> **To do**:
Give only the count of lines containing "Langenegg".

───

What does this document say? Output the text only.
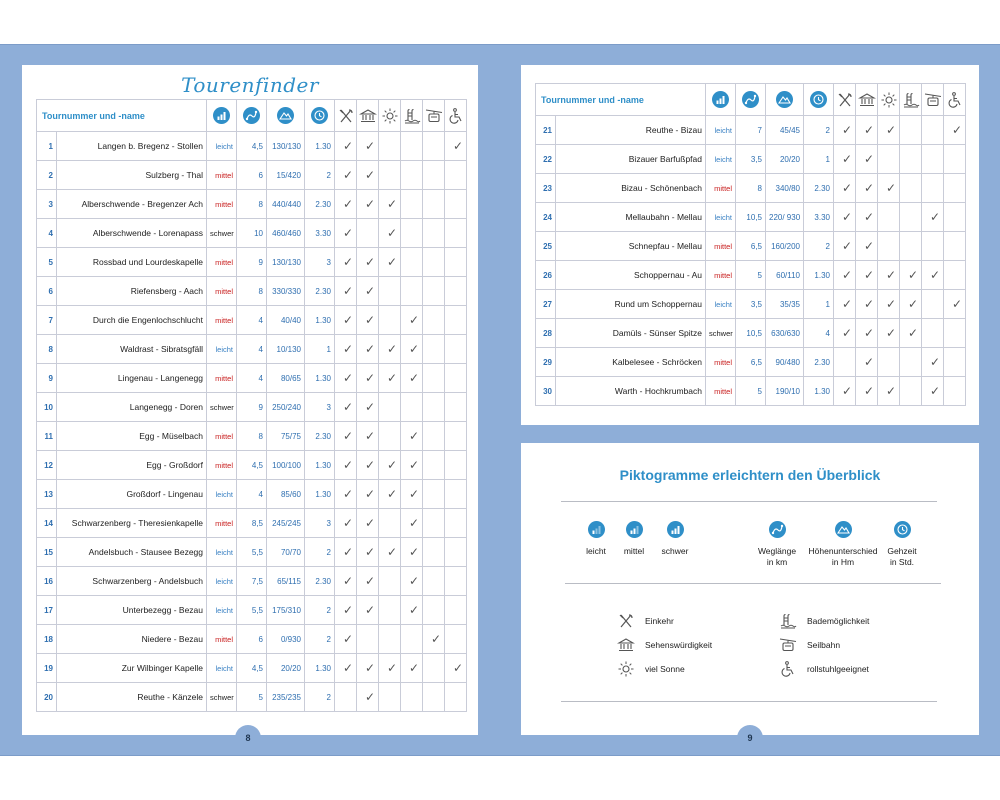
Tourenfinder
Tournummer und -name	

1	Langen b. Bregenz - Stollen	leicht	4,5	130/130	1.30	✓	✓				✓
2	Sulzberg - Thal	mittel	6	15/420	2	✓	✓				
3	Alberschwende - Bregenzer Ach	mittel	8	440/440	2.30	✓	✓	✓			
4	Alberschwende - Lorenapass	schwer	10	460/460	3.30	✓		✓			
5	Rossbad und Lourdeskapelle	mittel	9	130/130	3	✓	✓	✓			
6	Riefensberg - Aach	mittel	8	330/330	2.30	✓	✓				
7	Durch die Engenlochschlucht	mittel	4	40/40	1.30	✓	✓		✓		
8	Waldrast - Sibratsgfäll	leicht	4	10/130	1	✓	✓	✓	✓		
9	Lingenau - Langenegg	mittel	4	80/65	1.30	✓	✓	✓	✓		
10	Langenegg - Doren	schwer	9	250/240	3	✓	✓				
11	Egg - Müselbach	mittel	8	75/75	2.30	✓	✓		✓		
12	Egg - Großdorf	mittel	4,5	100/100	1.30	✓	✓	✓	✓		
13	Großdorf - Lingenau	leicht	4	85/60	1.30	✓	✓	✓	✓		
14	Schwarzenberg - Theresienkapelle	mittel	8,5	245/245	3	✓	✓		✓		
15	Andelsbuch - Stausee Bezegg	leicht	5,5	70/70	2	✓	✓	✓	✓		
16	Schwarzenberg - Andelsbuch	leicht	7,5	65/115	2.30	✓	✓		✓		
17	Unterbezegg - Bezau	leicht	5,5	175/310	2	✓	✓		✓		
18	Niedere - Bezau	mittel	6	0/930	2	✓				✓	
19	Zur Wilbinger Kapelle	leicht	4,5	20/20	1.30	✓	✓	✓	✓		✓
20	Reuthe - Känzele	schwer	5	235/235	2		✓				
8
Tournummer und -name	

21	Reuthe - Bizau	leicht	7	45/45	2	✓	✓	✓			✓
22	Bizauer Barfußpfad	leicht	3,5	20/20	1	✓	✓				
23	Bizau - Schönenbach	mittel	8	340/80	2.30	✓	✓	✓			
24	Mellaubahn - Mellau	leicht	10,5	220/ 930	3.30	✓	✓			✓	
25	Schnepfau - Mellau	mittel	6,5	160/200	2	✓	✓				
26	Schoppernau - Au	mittel	5	60/110	1.30	✓	✓	✓	✓	✓	
27	Rund um Schoppernau	leicht	3,5	35/35	1	✓	✓	✓	✓		✓
28	Damüls - Sünser Spitze	schwer	10,5	630/630	4	✓	✓	✓	✓		
29	Kalbelesee - Schröcken	mittel	6,5	90/480	2.30		✓			✓	
30	Warth - Hochkrumbach	mittel	5	190/10	1.30	✓	✓	✓		✓	
Piktogramme erleichtern den Überblick
leicht	mittel	schwer	Weglänge
in km
Höhenunterschied
in Hm
Gehzeit
in Std.
Einkehr
Sehenswürdigkeit
viel Sonne
Bademöglichkeit
Seilbahn
rollstuhlgeeignet
9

───

> **Problem solution**:
2